THE REQUEST: Among the entries below, count the lines that contain the word "from". Write down only the total.

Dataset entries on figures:
◇ ◇ ◇

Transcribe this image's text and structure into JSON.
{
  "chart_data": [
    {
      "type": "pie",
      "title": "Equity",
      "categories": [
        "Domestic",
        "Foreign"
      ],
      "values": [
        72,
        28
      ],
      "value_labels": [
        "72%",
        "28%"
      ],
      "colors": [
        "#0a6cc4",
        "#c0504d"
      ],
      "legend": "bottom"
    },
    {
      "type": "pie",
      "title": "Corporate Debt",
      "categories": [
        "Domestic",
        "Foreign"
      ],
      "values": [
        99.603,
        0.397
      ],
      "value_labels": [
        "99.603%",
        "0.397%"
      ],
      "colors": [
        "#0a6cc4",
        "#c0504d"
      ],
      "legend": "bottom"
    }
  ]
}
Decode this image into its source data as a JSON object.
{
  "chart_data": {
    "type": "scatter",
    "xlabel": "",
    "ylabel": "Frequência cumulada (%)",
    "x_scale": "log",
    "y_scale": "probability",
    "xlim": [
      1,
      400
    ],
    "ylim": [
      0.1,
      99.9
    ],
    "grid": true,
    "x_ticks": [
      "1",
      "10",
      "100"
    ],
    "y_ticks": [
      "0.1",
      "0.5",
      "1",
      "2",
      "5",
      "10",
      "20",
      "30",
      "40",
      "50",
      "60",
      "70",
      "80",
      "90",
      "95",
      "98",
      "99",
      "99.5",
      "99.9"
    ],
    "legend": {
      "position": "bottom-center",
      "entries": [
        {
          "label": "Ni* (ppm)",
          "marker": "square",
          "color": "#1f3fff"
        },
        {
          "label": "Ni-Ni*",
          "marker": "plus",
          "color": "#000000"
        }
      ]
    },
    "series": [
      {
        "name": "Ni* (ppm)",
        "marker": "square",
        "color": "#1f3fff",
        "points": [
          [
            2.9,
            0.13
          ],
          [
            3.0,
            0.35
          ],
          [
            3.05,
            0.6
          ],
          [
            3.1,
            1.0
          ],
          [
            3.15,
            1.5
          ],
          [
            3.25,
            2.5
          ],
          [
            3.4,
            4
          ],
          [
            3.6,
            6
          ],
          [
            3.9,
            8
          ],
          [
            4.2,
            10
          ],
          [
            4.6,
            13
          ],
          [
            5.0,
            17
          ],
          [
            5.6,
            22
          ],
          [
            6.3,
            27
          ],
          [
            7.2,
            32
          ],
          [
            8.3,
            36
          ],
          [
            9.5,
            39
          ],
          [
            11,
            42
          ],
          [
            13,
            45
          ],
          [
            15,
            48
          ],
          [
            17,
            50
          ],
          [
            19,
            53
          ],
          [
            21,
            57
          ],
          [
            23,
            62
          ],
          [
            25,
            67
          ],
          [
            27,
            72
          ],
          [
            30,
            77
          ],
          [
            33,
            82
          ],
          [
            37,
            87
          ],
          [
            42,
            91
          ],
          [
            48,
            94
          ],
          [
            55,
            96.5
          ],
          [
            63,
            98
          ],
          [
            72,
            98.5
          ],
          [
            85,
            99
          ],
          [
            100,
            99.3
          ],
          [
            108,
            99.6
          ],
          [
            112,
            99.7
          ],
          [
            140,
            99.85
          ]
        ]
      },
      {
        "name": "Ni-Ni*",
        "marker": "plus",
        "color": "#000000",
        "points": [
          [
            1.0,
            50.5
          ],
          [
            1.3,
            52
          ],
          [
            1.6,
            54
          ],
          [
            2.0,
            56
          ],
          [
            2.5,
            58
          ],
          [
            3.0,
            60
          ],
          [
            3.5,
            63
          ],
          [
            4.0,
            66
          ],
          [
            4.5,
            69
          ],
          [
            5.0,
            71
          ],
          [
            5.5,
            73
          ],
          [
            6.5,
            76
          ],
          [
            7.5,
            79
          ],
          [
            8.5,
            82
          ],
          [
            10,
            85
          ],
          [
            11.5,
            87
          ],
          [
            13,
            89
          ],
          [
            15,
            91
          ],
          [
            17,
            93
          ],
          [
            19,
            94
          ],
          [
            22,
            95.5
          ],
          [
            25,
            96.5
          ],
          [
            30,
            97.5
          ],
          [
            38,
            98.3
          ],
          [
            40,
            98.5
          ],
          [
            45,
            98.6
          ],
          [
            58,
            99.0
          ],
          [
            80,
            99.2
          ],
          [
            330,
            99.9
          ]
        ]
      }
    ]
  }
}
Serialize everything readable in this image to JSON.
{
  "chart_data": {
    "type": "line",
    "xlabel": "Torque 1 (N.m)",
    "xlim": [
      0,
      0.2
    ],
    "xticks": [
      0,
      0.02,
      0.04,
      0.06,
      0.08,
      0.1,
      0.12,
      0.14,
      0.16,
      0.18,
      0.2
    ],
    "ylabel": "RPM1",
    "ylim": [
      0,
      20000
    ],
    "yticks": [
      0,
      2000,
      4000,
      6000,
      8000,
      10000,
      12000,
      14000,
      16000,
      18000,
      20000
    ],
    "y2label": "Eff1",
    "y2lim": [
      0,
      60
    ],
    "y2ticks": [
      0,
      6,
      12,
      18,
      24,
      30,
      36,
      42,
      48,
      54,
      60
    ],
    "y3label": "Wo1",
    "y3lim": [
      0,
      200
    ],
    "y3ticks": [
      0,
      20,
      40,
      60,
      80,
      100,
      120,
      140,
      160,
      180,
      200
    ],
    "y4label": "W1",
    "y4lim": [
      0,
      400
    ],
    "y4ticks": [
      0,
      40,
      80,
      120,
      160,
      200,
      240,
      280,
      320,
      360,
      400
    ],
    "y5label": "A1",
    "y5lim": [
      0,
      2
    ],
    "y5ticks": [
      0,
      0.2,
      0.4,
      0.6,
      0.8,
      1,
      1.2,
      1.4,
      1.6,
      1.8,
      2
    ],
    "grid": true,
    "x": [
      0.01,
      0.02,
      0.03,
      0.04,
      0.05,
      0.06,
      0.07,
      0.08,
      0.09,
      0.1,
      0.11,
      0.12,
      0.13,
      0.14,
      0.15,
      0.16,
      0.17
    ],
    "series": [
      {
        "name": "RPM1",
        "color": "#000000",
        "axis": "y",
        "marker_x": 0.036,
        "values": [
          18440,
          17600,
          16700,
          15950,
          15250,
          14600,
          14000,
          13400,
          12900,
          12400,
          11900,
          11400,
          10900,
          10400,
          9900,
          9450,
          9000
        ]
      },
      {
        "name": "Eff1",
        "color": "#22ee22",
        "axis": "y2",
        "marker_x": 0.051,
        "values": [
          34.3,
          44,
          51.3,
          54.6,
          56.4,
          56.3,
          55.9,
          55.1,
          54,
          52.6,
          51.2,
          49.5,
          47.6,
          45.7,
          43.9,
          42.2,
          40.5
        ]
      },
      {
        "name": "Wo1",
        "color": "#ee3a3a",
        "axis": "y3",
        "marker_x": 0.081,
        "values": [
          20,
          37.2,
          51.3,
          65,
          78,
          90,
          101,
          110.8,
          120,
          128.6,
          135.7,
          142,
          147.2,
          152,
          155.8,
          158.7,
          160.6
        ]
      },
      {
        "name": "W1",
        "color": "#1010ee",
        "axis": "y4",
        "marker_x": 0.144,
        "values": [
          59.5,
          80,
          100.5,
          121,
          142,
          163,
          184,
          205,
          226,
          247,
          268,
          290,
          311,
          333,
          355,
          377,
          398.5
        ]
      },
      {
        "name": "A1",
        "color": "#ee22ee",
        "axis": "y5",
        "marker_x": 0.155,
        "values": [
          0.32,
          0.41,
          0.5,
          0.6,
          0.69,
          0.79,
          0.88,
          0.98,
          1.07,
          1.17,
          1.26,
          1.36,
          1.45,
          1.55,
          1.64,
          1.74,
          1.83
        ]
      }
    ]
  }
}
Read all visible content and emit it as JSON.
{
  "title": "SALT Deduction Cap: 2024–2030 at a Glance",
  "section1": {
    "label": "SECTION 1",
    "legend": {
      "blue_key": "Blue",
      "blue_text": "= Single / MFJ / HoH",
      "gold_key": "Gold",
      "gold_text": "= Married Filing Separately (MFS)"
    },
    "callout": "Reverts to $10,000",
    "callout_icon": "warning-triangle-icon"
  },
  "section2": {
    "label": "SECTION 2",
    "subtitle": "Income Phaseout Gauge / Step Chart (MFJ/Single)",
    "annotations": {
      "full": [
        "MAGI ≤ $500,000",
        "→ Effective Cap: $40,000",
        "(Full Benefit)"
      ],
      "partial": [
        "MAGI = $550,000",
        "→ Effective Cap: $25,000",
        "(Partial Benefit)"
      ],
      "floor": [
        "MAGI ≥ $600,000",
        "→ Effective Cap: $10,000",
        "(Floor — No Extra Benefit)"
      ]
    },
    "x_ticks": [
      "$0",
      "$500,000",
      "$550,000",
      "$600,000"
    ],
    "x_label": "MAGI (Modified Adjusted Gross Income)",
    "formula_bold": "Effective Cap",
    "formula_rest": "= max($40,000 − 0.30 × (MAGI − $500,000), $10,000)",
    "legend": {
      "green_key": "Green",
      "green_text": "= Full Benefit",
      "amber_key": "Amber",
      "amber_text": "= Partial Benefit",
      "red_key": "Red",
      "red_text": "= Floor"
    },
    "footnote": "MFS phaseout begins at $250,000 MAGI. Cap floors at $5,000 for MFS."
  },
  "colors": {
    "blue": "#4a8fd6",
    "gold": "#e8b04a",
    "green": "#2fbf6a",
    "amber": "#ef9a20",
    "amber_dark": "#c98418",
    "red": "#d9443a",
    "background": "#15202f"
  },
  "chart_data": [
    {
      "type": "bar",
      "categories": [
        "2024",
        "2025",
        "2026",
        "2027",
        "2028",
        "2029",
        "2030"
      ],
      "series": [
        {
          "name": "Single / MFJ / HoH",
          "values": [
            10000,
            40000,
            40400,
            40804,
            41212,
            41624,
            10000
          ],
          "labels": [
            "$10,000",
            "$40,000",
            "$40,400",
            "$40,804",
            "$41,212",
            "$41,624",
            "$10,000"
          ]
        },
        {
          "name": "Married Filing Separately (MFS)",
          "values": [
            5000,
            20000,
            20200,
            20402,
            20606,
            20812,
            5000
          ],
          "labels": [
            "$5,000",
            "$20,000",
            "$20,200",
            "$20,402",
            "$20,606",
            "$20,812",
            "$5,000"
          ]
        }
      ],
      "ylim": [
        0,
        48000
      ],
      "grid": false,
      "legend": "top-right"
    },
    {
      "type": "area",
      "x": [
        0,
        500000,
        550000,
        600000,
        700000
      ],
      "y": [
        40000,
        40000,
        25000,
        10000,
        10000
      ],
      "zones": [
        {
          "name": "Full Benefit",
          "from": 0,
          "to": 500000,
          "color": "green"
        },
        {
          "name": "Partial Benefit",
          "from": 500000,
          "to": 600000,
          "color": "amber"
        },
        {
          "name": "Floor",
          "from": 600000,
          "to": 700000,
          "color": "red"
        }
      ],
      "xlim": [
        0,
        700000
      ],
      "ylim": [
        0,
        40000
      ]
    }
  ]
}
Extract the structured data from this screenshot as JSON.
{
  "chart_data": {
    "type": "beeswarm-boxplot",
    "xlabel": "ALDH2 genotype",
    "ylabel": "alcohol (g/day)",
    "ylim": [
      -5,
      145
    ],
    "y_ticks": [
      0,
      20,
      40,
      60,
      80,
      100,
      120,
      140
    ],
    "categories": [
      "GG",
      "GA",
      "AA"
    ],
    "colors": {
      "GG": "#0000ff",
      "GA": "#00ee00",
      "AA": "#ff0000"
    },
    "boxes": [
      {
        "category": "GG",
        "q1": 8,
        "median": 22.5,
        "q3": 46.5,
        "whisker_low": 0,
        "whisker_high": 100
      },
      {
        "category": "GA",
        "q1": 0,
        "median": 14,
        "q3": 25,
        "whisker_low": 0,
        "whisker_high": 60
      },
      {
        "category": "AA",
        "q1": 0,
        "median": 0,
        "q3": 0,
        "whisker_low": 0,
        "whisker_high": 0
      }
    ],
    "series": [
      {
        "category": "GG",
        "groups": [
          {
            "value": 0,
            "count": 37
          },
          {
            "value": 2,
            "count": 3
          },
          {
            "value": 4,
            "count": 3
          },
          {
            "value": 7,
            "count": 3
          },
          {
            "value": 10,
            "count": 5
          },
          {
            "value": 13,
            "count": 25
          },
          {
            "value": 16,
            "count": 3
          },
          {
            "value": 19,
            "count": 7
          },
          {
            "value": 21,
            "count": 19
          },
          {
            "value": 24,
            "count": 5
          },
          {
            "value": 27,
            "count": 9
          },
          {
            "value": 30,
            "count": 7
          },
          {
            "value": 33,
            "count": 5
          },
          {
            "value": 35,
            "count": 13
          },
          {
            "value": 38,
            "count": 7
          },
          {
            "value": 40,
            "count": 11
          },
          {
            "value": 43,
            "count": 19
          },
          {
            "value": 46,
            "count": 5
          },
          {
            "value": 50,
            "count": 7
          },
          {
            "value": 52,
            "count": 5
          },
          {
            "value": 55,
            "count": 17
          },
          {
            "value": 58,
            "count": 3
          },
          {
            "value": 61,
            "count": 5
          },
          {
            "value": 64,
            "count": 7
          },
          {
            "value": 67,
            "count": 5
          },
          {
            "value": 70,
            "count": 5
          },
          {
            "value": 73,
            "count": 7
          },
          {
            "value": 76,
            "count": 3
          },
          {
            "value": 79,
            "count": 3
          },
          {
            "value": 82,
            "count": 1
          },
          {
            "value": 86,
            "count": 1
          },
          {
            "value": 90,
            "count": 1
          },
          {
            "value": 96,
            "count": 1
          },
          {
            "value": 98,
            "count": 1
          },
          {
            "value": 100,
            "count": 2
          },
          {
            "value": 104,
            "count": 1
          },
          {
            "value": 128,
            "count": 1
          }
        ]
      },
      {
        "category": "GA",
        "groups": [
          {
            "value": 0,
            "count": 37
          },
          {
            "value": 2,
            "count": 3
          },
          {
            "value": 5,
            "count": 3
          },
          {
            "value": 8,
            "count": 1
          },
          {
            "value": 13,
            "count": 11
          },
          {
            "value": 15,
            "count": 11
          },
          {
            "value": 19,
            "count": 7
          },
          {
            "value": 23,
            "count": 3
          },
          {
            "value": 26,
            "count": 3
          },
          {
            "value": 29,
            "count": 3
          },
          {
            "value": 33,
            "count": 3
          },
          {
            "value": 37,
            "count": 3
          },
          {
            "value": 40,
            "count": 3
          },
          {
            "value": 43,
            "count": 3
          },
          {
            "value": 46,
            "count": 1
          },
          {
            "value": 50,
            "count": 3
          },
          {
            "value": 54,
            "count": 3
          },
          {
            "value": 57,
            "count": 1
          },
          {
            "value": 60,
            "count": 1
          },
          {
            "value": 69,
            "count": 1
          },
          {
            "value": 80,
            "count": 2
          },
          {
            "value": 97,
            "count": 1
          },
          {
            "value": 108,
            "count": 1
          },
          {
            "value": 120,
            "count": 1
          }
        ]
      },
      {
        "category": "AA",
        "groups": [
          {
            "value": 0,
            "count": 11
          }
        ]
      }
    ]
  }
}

◇ ◇ ◇

SOLUTION FOR THIS TASK: 4